**The exercise**
Copy the lines that follow, keeping every character the same.

— BEGIN —

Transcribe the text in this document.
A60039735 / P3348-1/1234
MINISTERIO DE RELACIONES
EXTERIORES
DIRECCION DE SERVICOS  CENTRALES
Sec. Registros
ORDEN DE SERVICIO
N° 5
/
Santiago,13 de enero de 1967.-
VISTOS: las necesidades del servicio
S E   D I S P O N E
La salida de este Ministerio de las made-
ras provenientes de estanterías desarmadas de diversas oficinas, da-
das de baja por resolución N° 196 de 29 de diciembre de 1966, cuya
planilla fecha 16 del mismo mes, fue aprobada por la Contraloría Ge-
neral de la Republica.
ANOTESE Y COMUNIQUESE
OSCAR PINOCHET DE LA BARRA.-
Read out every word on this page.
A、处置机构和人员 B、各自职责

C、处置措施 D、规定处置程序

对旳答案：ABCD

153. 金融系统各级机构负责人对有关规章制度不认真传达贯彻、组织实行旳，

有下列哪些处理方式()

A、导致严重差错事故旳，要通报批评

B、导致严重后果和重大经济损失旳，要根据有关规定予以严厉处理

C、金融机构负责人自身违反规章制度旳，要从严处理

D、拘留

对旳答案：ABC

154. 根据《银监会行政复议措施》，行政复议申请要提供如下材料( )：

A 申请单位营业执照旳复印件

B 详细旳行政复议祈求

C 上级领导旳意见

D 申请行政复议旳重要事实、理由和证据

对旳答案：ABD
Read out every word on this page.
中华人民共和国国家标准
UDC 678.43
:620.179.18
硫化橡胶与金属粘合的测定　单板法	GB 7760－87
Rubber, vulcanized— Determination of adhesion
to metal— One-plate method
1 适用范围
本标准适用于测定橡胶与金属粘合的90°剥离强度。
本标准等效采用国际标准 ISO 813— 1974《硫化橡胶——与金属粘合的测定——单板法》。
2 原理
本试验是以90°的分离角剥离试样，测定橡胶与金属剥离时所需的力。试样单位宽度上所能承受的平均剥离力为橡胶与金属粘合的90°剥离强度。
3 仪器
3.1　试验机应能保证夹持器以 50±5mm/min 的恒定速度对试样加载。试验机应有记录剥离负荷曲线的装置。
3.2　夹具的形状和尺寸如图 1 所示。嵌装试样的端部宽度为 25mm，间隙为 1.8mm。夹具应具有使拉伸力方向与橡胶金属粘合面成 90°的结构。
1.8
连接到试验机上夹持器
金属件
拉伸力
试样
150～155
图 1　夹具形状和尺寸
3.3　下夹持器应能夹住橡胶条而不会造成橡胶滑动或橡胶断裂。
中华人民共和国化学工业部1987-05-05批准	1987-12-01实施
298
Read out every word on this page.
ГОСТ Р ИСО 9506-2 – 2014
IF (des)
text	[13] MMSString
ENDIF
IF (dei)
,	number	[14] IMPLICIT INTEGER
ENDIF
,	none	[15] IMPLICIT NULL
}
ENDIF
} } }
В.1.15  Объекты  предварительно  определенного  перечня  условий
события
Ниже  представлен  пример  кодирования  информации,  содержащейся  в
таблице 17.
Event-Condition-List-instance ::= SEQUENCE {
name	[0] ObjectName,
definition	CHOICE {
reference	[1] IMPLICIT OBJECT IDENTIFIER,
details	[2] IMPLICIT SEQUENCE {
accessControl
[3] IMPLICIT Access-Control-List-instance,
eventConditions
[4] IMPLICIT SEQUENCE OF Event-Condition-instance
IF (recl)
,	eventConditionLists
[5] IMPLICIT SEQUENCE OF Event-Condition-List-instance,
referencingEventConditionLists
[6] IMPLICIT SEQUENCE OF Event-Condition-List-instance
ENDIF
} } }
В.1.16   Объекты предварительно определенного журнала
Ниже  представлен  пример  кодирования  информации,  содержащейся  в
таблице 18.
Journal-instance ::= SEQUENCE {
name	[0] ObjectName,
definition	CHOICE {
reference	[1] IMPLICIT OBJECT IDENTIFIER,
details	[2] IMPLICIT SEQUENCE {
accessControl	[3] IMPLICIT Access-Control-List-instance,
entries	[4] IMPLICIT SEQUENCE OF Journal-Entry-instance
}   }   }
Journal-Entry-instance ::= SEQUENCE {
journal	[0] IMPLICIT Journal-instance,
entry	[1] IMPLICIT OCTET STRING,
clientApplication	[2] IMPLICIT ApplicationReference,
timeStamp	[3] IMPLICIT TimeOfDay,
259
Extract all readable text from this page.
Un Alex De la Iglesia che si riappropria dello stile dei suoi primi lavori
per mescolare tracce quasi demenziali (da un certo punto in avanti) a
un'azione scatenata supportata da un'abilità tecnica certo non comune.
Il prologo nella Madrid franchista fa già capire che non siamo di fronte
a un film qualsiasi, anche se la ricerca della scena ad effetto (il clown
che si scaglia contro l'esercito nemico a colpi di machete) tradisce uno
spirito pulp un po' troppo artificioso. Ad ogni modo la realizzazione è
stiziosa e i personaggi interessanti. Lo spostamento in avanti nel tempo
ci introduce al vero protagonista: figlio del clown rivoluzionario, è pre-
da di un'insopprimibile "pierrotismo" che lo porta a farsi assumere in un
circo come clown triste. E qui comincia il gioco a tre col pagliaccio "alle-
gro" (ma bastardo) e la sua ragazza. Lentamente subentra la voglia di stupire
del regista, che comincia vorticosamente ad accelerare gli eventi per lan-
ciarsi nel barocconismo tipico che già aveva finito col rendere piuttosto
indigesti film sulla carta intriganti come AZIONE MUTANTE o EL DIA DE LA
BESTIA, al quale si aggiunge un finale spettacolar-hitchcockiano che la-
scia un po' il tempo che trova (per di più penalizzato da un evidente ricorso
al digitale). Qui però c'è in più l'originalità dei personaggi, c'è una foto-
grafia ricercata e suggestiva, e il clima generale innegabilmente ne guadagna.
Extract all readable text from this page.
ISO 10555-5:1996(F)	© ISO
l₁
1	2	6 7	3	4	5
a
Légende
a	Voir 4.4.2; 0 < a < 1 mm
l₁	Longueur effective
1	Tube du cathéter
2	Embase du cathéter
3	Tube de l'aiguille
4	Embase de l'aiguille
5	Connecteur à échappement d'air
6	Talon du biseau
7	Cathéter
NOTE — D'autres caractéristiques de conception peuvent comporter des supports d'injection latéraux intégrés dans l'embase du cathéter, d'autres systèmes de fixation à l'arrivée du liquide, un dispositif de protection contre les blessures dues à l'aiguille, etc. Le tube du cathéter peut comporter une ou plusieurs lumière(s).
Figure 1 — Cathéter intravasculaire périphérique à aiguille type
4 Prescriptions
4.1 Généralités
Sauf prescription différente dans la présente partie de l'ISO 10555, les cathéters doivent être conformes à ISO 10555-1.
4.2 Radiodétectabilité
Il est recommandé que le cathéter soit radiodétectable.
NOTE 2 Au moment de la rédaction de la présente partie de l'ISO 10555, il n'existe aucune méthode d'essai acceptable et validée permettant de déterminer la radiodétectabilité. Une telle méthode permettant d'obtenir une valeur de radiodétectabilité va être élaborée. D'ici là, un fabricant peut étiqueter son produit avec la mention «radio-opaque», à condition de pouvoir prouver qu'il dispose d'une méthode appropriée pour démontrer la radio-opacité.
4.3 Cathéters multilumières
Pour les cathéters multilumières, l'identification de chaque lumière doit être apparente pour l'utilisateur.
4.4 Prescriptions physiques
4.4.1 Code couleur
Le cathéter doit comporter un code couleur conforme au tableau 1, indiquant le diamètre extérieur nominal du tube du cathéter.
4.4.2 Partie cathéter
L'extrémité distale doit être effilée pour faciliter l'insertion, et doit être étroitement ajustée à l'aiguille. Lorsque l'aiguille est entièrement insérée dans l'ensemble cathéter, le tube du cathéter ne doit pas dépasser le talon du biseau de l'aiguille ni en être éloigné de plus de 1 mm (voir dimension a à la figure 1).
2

— END —

**Completed exercise**
Transcribe the text in this document.
A60039735 / P3348-1/1234
MINISTERIO DE RELACIONES
EXTERIORES
DIRECCION DE SERVICOS  CENTRALES
Sec. Registros
ORDEN DE SERVICIO
N° 5
/
Santiago,13 de enero de 1967.-
VISTOS: las necesidades del servicio
S E   D I S P O N E
La salida de este Ministerio de las made-
ras provenientes de estanterías desarmadas de diversas oficinas, da-
das de baja por resolución N° 196 de 29 de diciembre de 1966, cuya
planilla fecha 16 del mismo mes, fue aprobada por la Contraloría Ge-
neral de la Republica.
ANOTESE Y COMUNIQUESE
OSCAR PINOCHET DE LA BARRA.-
Read out every word on this page.
A、处置机构和人员 B、各自职责

C、处置措施 D、规定处置程序

对旳答案：ABCD

153. 金融系统各级机构负责人对有关规章制度不认真传达贯彻、组织实行旳，

有下列哪些处理方式()

A、导致严重差错事故旳，要通报批评

B、导致严重后果和重大经济损失旳，要根据有关规定予以严厉处理

C、金融机构负责人自身违反规章制度旳，要从严处理

D、拘留

对旳答案：ABC

154. 根据《银监会行政复议措施》，行政复议申请要提供如下材料( )：

A 申请单位营业执照旳复印件

B 详细旳行政复议祈求

C 上级领导旳意见

D 申请行政复议旳重要事实、理由和证据

对旳答案：ABD
Read out every word on this page.
中华人民共和国国家标准
UDC 678.43
:620.179.18
硫化橡胶与金属粘合的测定　单板法	GB 7760－87
Rubber, vulcanized— Determination of adhesion
to metal— One-plate method
1 适用范围
本标准适用于测定橡胶与金属粘合的90°剥离强度。
本标准等效采用国际标准 ISO 813— 1974《硫化橡胶——与金属粘合的测定——单板法》。
2 原理
本试验是以90°的分离角剥离试样，测定橡胶与金属剥离时所需的力。试样单位宽度上所能承受的平均剥离力为橡胶与金属粘合的90°剥离强度。
3 仪器
3.1　试验机应能保证夹持器以 50±5mm/min 的恒定速度对试样加载。试验机应有记录剥离负荷曲线的装置。
3.2　夹具的形状和尺寸如图 1 所示。嵌装试样的端部宽度为 25mm，间隙为 1.8mm。夹具应具有使拉伸力方向与橡胶金属粘合面成 90°的结构。
1.8
连接到试验机上夹持器
金属件
拉伸力
试样
150～155
图 1　夹具形状和尺寸
3.3　下夹持器应能夹住橡胶条而不会造成橡胶滑动或橡胶断裂。
中华人民共和国化学工业部1987-05-05批准	1987-12-01实施
298
Read out every word on this page.
ГОСТ Р ИСО 9506-2 – 2014
IF (des)
text	[13] MMSString
ENDIF
IF (dei)
,	number	[14] IMPLICIT INTEGER
ENDIF
,	none	[15] IMPLICIT NULL
}
ENDIF
} } }
В.1.15  Объекты  предварительно  определенного  перечня  условий
события
Ниже  представлен  пример  кодирования  информации,  содержащейся  в
таблице 17.
Event-Condition-List-instance ::= SEQUENCE {
name	[0] ObjectName,
definition	CHOICE {
reference	[1] IMPLICIT OBJECT IDENTIFIER,
details	[2] IMPLICIT SEQUENCE {
accessControl
[3] IMPLICIT Access-Control-List-instance,
eventConditions
[4] IMPLICIT SEQUENCE OF Event-Condition-instance
IF (recl)
,	eventConditionLists
[5] IMPLICIT SEQUENCE OF Event-Condition-List-instance,
referencingEventConditionLists
[6] IMPLICIT SEQUENCE OF Event-Condition-List-instance
ENDIF
} } }
В.1.16   Объекты предварительно определенного журнала
Ниже  представлен  пример  кодирования  информации,  содержащейся  в
таблице 18.
Journal-instance ::= SEQUENCE {
name	[0] ObjectName,
definition	CHOICE {
reference	[1] IMPLICIT OBJECT IDENTIFIER,
details	[2] IMPLICIT SEQUENCE {
accessControl	[3] IMPLICIT Access-Control-List-instance,
entries	[4] IMPLICIT SEQUENCE OF Journal-Entry-instance
}   }   }
Journal-Entry-instance ::= SEQUENCE {
journal	[0] IMPLICIT Journal-instance,
entry	[1] IMPLICIT OCTET STRING,
clientApplication	[2] IMPLICIT ApplicationReference,
timeStamp	[3] IMPLICIT TimeOfDay,
259
Extract all readable text from this page.
Un Alex De la Iglesia che si riappropria dello stile dei suoi primi lavori
per mescolare tracce quasi demenziali (da un certo punto in avanti) a
un'azione scatenata supportata da un'abilità tecnica certo non comune.
Il prologo nella Madrid franchista fa già capire che non siamo di fronte
a un film qualsiasi, anche se la ricerca della scena ad effetto (il clown
che si scaglia contro l'esercito nemico a colpi di machete) tradisce uno
spirito pulp un po' troppo artificioso. Ad ogni modo la realizzazione è
stiziosa e i personaggi interessanti. Lo spostamento in avanti nel tempo
ci introduce al vero protagonista: figlio del clown rivoluzionario, è pre-
da di un'insopprimibile "pierrotismo" che lo porta a farsi assumere in un
circo come clown triste. E qui comincia il gioco a tre col pagliaccio "alle-
gro" (ma bastardo) e la sua ragazza. Lentamente subentra la voglia di stupire
del regista, che comincia vorticosamente ad accelerare gli eventi per lan-
ciarsi nel barocconismo tipico che già aveva finito col rendere piuttosto
indigesti film sulla carta intriganti come AZIONE MUTANTE o EL DIA DE LA
BESTIA, al quale si aggiunge un finale spettacolar-hitchcockiano che la-
scia un po' il tempo che trova (per di più penalizzato da un evidente ricorso
al digitale). Qui però c'è in più l'originalità dei personaggi, c'è una foto-
grafia ricercata e suggestiva, e il clima generale innegabilmente ne guadagna.
Extract all readable text from this page.
ISO 10555-5:1996(F)	© ISO
l₁
1	2	6 7	3	4	5
a
Légende
a	Voir 4.4.2; 0 < a < 1 mm
l₁	Longueur effective
1	Tube du cathéter
2	Embase du cathéter
3	Tube de l'aiguille
4	Embase de l'aiguille
5	Connecteur à échappement d'air
6	Talon du biseau
7	Cathéter
NOTE — D'autres caractéristiques de conception peuvent comporter des supports d'injection latéraux intégrés dans l'embase du cathéter, d'autres systèmes de fixation à l'arrivée du liquide, un dispositif de protection contre les blessures dues à l'aiguille, etc. Le tube du cathéter peut comporter une ou plusieurs lumière(s).
Figure 1 — Cathéter intravasculaire périphérique à aiguille type
4 Prescriptions
4.1 Généralités
Sauf prescription différente dans la présente partie de l'ISO 10555, les cathéters doivent être conformes à ISO 10555-1.
4.2 Radiodétectabilité
Il est recommandé que le cathéter soit radiodétectable.
NOTE 2 Au moment de la rédaction de la présente partie de l'ISO 10555, il n'existe aucune méthode d'essai acceptable et validée permettant de déterminer la radiodétectabilité. Une telle méthode permettant d'obtenir une valeur de radiodétectabilité va être élaborée. D'ici là, un fabricant peut étiqueter son produit avec la mention «radio-opaque», à condition de pouvoir prouver qu'il dispose d'une méthode appropriée pour démontrer la radio-opacité.
4.3 Cathéters multilumières
Pour les cathéters multilumières, l'identification de chaque lumière doit être apparente pour l'utilisateur.
4.4 Prescriptions physiques
4.4.1 Code couleur
Le cathéter doit comporter un code couleur conforme au tableau 1, indiquant le diamètre extérieur nominal du tube du cathéter.
4.4.2 Partie cathéter
L'extrémité distale doit être effilée pour faciliter l'insertion, et doit être étroitement ajustée à l'aiguille. Lorsque l'aiguille est entièrement insérée dans l'ensemble cathéter, le tube du cathéter ne doit pas dépasser le talon du biseau de l'aiguille ni en être éloigné de plus de 1 mm (voir dimension a à la figure 1).
2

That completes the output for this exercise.